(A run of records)
■ ■ ■ ■ ■ ■ ■

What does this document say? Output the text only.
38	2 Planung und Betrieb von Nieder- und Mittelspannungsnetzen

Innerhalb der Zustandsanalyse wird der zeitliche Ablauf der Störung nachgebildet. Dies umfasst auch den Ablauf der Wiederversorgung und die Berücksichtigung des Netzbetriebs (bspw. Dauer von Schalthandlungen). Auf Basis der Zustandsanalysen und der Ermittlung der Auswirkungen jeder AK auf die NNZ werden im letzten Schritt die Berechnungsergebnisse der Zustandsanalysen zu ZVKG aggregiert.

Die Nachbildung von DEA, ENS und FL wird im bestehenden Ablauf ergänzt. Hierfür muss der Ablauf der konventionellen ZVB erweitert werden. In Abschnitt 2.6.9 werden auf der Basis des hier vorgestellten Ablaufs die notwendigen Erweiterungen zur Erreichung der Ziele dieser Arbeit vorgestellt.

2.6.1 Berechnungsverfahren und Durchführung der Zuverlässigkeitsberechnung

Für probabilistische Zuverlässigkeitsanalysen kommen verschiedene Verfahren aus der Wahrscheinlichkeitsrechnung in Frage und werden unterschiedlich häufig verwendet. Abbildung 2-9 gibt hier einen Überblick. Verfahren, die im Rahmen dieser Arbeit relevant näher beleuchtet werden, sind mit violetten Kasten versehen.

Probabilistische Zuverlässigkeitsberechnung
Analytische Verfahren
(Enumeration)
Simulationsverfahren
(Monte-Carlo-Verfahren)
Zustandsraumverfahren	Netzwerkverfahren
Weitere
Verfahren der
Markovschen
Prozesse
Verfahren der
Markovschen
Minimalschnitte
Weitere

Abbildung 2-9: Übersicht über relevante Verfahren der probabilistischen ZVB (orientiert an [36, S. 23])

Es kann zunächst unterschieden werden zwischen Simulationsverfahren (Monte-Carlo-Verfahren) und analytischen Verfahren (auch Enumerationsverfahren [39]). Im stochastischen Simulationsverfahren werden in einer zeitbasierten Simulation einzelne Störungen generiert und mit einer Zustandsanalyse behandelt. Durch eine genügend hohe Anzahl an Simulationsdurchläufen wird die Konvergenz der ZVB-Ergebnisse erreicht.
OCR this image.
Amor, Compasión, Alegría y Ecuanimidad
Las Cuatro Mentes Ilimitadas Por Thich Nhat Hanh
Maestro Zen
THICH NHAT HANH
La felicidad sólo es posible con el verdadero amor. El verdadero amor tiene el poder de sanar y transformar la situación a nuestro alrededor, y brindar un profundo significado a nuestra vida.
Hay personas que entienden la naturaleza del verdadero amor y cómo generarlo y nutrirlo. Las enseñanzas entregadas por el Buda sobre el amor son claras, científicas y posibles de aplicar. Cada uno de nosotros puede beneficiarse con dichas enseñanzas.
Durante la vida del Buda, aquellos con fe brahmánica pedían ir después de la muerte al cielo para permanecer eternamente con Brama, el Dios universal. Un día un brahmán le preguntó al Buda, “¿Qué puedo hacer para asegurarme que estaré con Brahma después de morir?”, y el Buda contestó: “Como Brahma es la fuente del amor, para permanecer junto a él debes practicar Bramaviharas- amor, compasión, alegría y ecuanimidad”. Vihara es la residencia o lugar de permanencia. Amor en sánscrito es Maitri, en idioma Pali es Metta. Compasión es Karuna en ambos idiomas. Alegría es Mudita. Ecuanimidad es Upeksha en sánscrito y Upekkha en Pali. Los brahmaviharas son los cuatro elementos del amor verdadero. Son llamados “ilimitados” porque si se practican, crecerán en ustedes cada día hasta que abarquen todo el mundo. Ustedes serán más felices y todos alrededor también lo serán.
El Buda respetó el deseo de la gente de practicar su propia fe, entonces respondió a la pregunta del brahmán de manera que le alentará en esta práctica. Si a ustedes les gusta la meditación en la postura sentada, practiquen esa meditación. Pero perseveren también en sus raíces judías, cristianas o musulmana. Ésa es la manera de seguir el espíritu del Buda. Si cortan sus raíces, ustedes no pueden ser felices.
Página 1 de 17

■ ■ ■ ■ ■ ■ ■

Written exercise:
Your task is to transcribe the material exactly.

Worked answer:
What does this document say? Output the text only.
38	2 Planung und Betrieb von Nieder- und Mittelspannungsnetzen

Innerhalb der Zustandsanalyse wird der zeitliche Ablauf der Störung nachgebildet. Dies umfasst auch den Ablauf der Wiederversorgung und die Berücksichtigung des Netzbetriebs (bspw. Dauer von Schalthandlungen). Auf Basis der Zustandsanalysen und der Ermittlung der Auswirkungen jeder AK auf die NNZ werden im letzten Schritt die Berechnungsergebnisse der Zustandsanalysen zu ZVKG aggregiert.

Die Nachbildung von DEA, ENS und FL wird im bestehenden Ablauf ergänzt. Hierfür muss der Ablauf der konventionellen ZVB erweitert werden. In Abschnitt 2.6.9 werden auf der Basis des hier vorgestellten Ablaufs die notwendigen Erweiterungen zur Erreichung der Ziele dieser Arbeit vorgestellt.

2.6.1 Berechnungsverfahren und Durchführung der Zuverlässigkeitsberechnung

Für probabilistische Zuverlässigkeitsanalysen kommen verschiedene Verfahren aus der Wahrscheinlichkeitsrechnung in Frage und werden unterschiedlich häufig verwendet. Abbildung 2-9 gibt hier einen Überblick. Verfahren, die im Rahmen dieser Arbeit relevant näher beleuchtet werden, sind mit violetten Kasten versehen.

Probabilistische Zuverlässigkeitsberechnung
Analytische Verfahren
(Enumeration)
Simulationsverfahren
(Monte-Carlo-Verfahren)
Zustandsraumverfahren	Netzwerkverfahren
Weitere
Verfahren der
Markovschen
Prozesse
Verfahren der
Markovschen
Minimalschnitte
Weitere

Abbildung 2-9: Übersicht über relevante Verfahren der probabilistischen ZVB (orientiert an [36, S. 23])

Es kann zunächst unterschieden werden zwischen Simulationsverfahren (Monte-Carlo-Verfahren) und analytischen Verfahren (auch Enumerationsverfahren [39]). Im stochastischen Simulationsverfahren werden in einer zeitbasierten Simulation einzelne Störungen generiert und mit einer Zustandsanalyse behandelt. Durch eine genügend hohe Anzahl an Simulationsdurchläufen wird die Konvergenz der ZVB-Ergebnisse erreicht.
OCR this image.
Amor, Compasión, Alegría y Ecuanimidad
Las Cuatro Mentes Ilimitadas Por Thich Nhat Hanh
Maestro Zen
THICH NHAT HANH
La felicidad sólo es posible con el verdadero amor. El verdadero amor tiene el poder de sanar y transformar la situación a nuestro alrededor, y brindar un profundo significado a nuestra vida.
Hay personas que entienden la naturaleza del verdadero amor y cómo generarlo y nutrirlo. Las enseñanzas entregadas por el Buda sobre el amor son claras, científicas y posibles de aplicar. Cada uno de nosotros puede beneficiarse con dichas enseñanzas.
Durante la vida del Buda, aquellos con fe brahmánica pedían ir después de la muerte al cielo para permanecer eternamente con Brama, el Dios universal. Un día un brahmán le preguntó al Buda, “¿Qué puedo hacer para asegurarme que estaré con Brahma después de morir?”, y el Buda contestó: “Como Brahma es la fuente del amor, para permanecer junto a él debes practicar Bramaviharas- amor, compasión, alegría y ecuanimidad”. Vihara es la residencia o lugar de permanencia. Amor en sánscrito es Maitri, en idioma Pali es Metta. Compasión es Karuna en ambos idiomas. Alegría es Mudita. Ecuanimidad es Upeksha en sánscrito y Upekkha en Pali. Los brahmaviharas son los cuatro elementos del amor verdadero. Son llamados “ilimitados” porque si se practican, crecerán en ustedes cada día hasta que abarquen todo el mundo. Ustedes serán más felices y todos alrededor también lo serán.
El Buda respetó el deseo de la gente de practicar su propia fe, entonces respondió a la pregunta del brahmán de manera que le alentará en esta práctica. Si a ustedes les gusta la meditación en la postura sentada, practiquen esa meditación. Pero perseveren también en sus raíces judías, cristianas o musulmana. Ésa es la manera de seguir el espíritu del Buda. Si cortan sus raíces, ustedes no pueden ser felices.
Página 1 de 17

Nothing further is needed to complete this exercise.